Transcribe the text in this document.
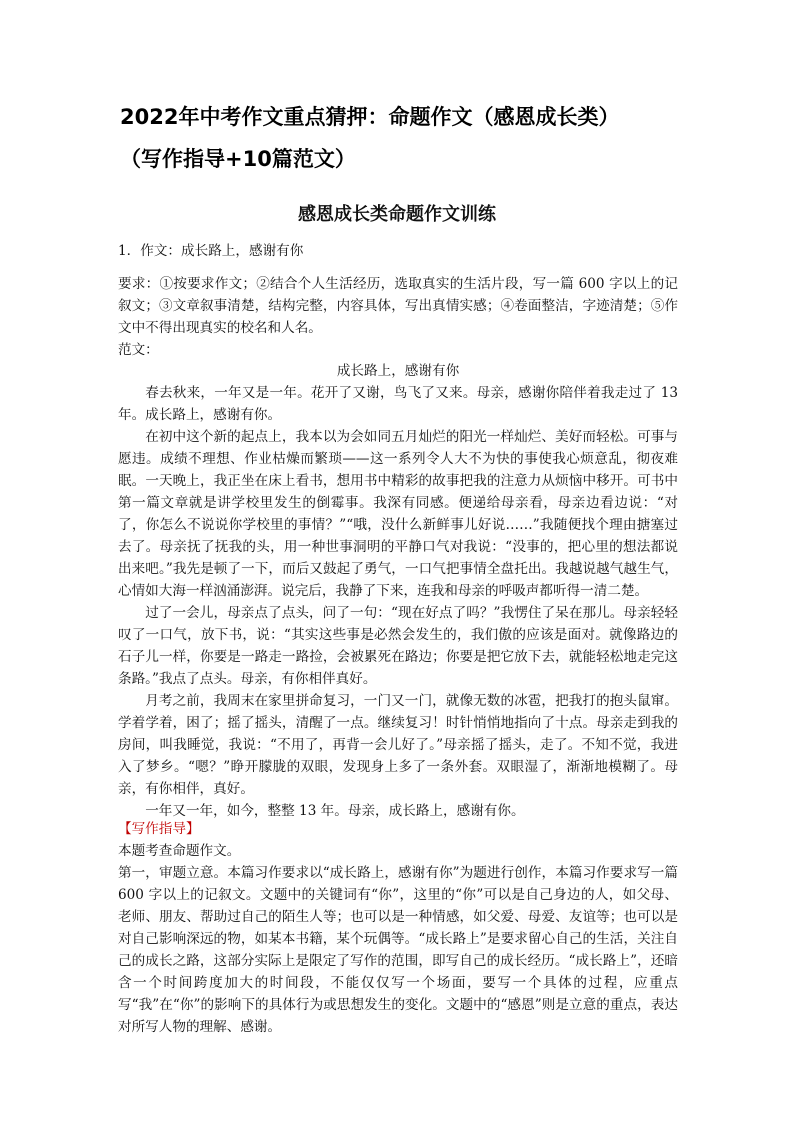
2022年中考作文重点猜押：命题作文（感恩成长类）
（写作指导+10篇范文）
感恩成长类命题作文训练

1．作文：成长路上，感谢有你

要求：①按要求作文；②结合个人生活经历，选取真实的生活片段，写一篇 600 字以上的记叙文；③文章叙事清楚，结构完整，内容具体，写出真情实感；④卷面整洁，字迹清楚；⑤作文中不得出现真实的校名和人名。

范文：

成长路上，感谢有你

春去秋来，一年又是一年。花开了又谢，鸟飞了又来。母亲，感谢你陪伴着我走过了 13 年。成长路上，感谢有你。

在初中这个新的起点上，我本以为会如同五月灿烂的阳光一样灿烂、美好而轻松。可事与愿违。成绩不理想、作业枯燥而繁琐——这一系列令人大不为快的事使我心烦意乱，彻夜难眠。一天晚上，我正坐在床上看书，想用书中精彩的故事把我的注意力从烦恼中移开。可书中第一篇文章就是讲学校里发生的倒霉事。我深有同感。便递给母亲看，母亲边看边说：“对了，你怎么不说说你学校里的事情？”“哦，没什么新鲜事儿好说……”我随便找个理由搪塞过去了。母亲抚了抚我的头，用一种世事洞明的平静口气对我说：“没事的，把心里的想法都说出来吧。”我先是顿了一下，而后又鼓起了勇气，一口气把事情全盘托出。我越说越气越生气，心情如大海一样汹涌澎湃。说完后，我静了下来，连我和母亲的呼吸声都听得一清二楚。

过了一会儿，母亲点了点头，问了一句：“现在好点了吗？”我愣住了呆在那儿。母亲轻轻叹了一口气，放下书，说：“其实这些事是必然会发生的，我们傲的应该是面对。就像路边的石子儿一样，你要是一路走一路捡，会被累死在路边；你要是把它放下去，就能轻松地走完这条路。”我点了点头。母亲，有你相伴真好。

月考之前，我周末在家里拼命复习，一门又一门，就像无数的冰雹，把我打的抱头鼠窜。学着学着，困了；摇了摇头，清醒了一点。继续复习！时针悄悄地指向了十点。母亲走到我的房间，叫我睡觉，我说：“不用了，再背一会儿好了。”母亲摇了摇头，走了。不知不觉，我进入了梦乡。“嗯？”睁开朦胧的双眼，发现身上多了一条外套。双眼湿了，渐渐地模糊了。母亲，有你相伴，真好。

一年又一年，如今，整整 13 年。母亲，成长路上，感谢有你。

【写作指导】

本题考查命题作文。

第一，审题立意。本篇习作要求以“成长路上，感谢有你”为题进行创作，本篇习作要求写一篇 600 字以上的记叙文。文题中的关键词有“你”，这里的“你”可以是自己身边的人，如父母、老师、朋友、帮助过自己的陌生人等；也可以是一种情感，如父爱、母爱、友谊等；也可以是对自己影响深远的物，如某本书籍，某个玩偶等。“成长路上”是要求留心自己的生活，关注自己的成长之路，这部分实际上是限定了写作的范围，即写自己的成长经历。“成长路上”，还暗含一个时间跨度加大的时间段，不能仅仅写一个场面，要写一个具体的过程，应重点写“我”在“你”的影响下的具体行为或思想发生的变化。文题中的“感恩”则是立意的重点，表达对所写人物的理解、感谢。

REQUEST: Can you repeat every record above exactly, apart from the pictures?

TASK RESPONSE:
Transcribe the text in this document.
2022年中考作文重点猜押：命题作文（感恩成长类）
（写作指导+10篇范文）
感恩成长类命题作文训练

1．作文：成长路上，感谢有你

要求：①按要求作文；②结合个人生活经历，选取真实的生活片段，写一篇 600 字以上的记叙文；③文章叙事清楚，结构完整，内容具体，写出真情实感；④卷面整洁，字迹清楚；⑤作文中不得出现真实的校名和人名。

范文：

成长路上，感谢有你

春去秋来，一年又是一年。花开了又谢，鸟飞了又来。母亲，感谢你陪伴着我走过了 13 年。成长路上，感谢有你。

在初中这个新的起点上，我本以为会如同五月灿烂的阳光一样灿烂、美好而轻松。可事与愿违。成绩不理想、作业枯燥而繁琐——这一系列令人大不为快的事使我心烦意乱，彻夜难眠。一天晚上，我正坐在床上看书，想用书中精彩的故事把我的注意力从烦恼中移开。可书中第一篇文章就是讲学校里发生的倒霉事。我深有同感。便递给母亲看，母亲边看边说：“对了，你怎么不说说你学校里的事情？”“哦，没什么新鲜事儿好说……”我随便找个理由搪塞过去了。母亲抚了抚我的头，用一种世事洞明的平静口气对我说：“没事的，把心里的想法都说出来吧。”我先是顿了一下，而后又鼓起了勇气，一口气把事情全盘托出。我越说越气越生气，心情如大海一样汹涌澎湃。说完后，我静了下来，连我和母亲的呼吸声都听得一清二楚。

过了一会儿，母亲点了点头，问了一句：“现在好点了吗？”我愣住了呆在那儿。母亲轻轻叹了一口气，放下书，说：“其实这些事是必然会发生的，我们傲的应该是面对。就像路边的石子儿一样，你要是一路走一路捡，会被累死在路边；你要是把它放下去，就能轻松地走完这条路。”我点了点头。母亲，有你相伴真好。

月考之前，我周末在家里拼命复习，一门又一门，就像无数的冰雹，把我打的抱头鼠窜。学着学着，困了；摇了摇头，清醒了一点。继续复习！时针悄悄地指向了十点。母亲走到我的房间，叫我睡觉，我说：“不用了，再背一会儿好了。”母亲摇了摇头，走了。不知不觉，我进入了梦乡。“嗯？”睁开朦胧的双眼，发现身上多了一条外套。双眼湿了，渐渐地模糊了。母亲，有你相伴，真好。

一年又一年，如今，整整 13 年。母亲，成长路上，感谢有你。

【写作指导】

本题考查命题作文。

第一，审题立意。本篇习作要求以“成长路上，感谢有你”为题进行创作，本篇习作要求写一篇 600 字以上的记叙文。文题中的关键词有“你”，这里的“你”可以是自己身边的人，如父母、老师、朋友、帮助过自己的陌生人等；也可以是一种情感，如父爱、母爱、友谊等；也可以是对自己影响深远的物，如某本书籍，某个玩偶等。“成长路上”是要求留心自己的生活，关注自己的成长之路，这部分实际上是限定了写作的范围，即写自己的成长经历。“成长路上”，还暗含一个时间跨度加大的时间段，不能仅仅写一个场面，要写一个具体的过程，应重点写“我”在“你”的影响下的具体行为或思想发生的变化。文题中的“感恩”则是立意的重点，表达对所写人物的理解、感谢。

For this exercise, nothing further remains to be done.